Copy the listing below word for word, leaving out the pictures.
* BEGIN RECORD LIST *
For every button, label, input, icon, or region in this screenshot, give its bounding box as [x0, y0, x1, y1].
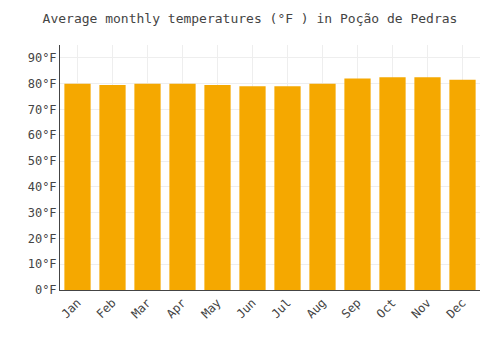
svg-text:50°F: 50°F	[28, 154, 57, 168]
svg-text:Nov: Nov	[409, 296, 434, 321]
svg-text:10°F: 10°F	[28, 257, 57, 271]
svg-text:Jun: Jun	[234, 296, 259, 321]
svg-text:60°F: 60°F	[28, 128, 57, 142]
svg-text:30°F: 30°F	[28, 206, 57, 220]
svg-text:20°F: 20°F	[28, 232, 57, 246]
svg-text:40°F: 40°F	[28, 180, 57, 194]
svg-text:80°F: 80°F	[28, 77, 57, 91]
svg-text:Mar: Mar	[129, 296, 154, 321]
svg-text:Feb: Feb	[94, 296, 119, 321]
svg-text:Jan: Jan	[59, 296, 84, 321]
svg-text:Apr: Apr	[164, 296, 189, 321]
svg-text:Jul: Jul	[269, 296, 294, 321]
svg-text:0°F: 0°F	[35, 283, 57, 297]
svg-text:70°F: 70°F	[28, 103, 57, 117]
svg-text:Sep: Sep	[339, 296, 364, 321]
svg-text:May: May	[199, 296, 224, 321]
svg-text:90°F: 90°F	[28, 51, 57, 65]
svg-text:Average monthly temperatures (: Average monthly temperatures (°F ) in Po…	[43, 11, 458, 26]
svg-text:Oct: Oct	[374, 296, 399, 321]
svg-text:Dec: Dec	[444, 296, 469, 321]
svg-text:Aug: Aug	[304, 296, 329, 321]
* END RECORD LIST *
- WRITTEN ANSWER -
For every button, label, input, icon, or region in this screenshot, give its bounding box as [x0, y0, x1, y1].
svg-text:50°F: 50°F	[28, 154, 57, 168]
svg-text:Nov: Nov	[409, 296, 434, 321]
svg-text:10°F: 10°F	[28, 257, 57, 271]
svg-text:Jun: Jun	[234, 296, 259, 321]
svg-text:60°F: 60°F	[28, 128, 57, 142]
svg-text:30°F: 30°F	[28, 206, 57, 220]
svg-text:20°F: 20°F	[28, 232, 57, 246]
svg-text:40°F: 40°F	[28, 180, 57, 194]
svg-text:80°F: 80°F	[28, 77, 57, 91]
svg-text:Mar: Mar	[129, 296, 154, 321]
svg-text:Feb: Feb	[94, 296, 119, 321]
svg-text:Jan: Jan	[59, 296, 84, 321]
svg-text:Apr: Apr	[164, 296, 189, 321]
svg-text:Jul: Jul	[269, 296, 294, 321]
svg-text:0°F: 0°F	[35, 283, 57, 297]
svg-text:70°F: 70°F	[28, 103, 57, 117]
svg-text:Sep: Sep	[339, 296, 364, 321]
svg-text:May: May	[199, 296, 224, 321]
svg-text:90°F: 90°F	[28, 51, 57, 65]
svg-text:Average monthly temperatures (: Average monthly temperatures (°F ) in Po…	[43, 11, 458, 26]
svg-text:Oct: Oct	[374, 296, 399, 321]
svg-text:Dec: Dec	[444, 296, 469, 321]
svg-text:Aug: Aug	[304, 296, 329, 321]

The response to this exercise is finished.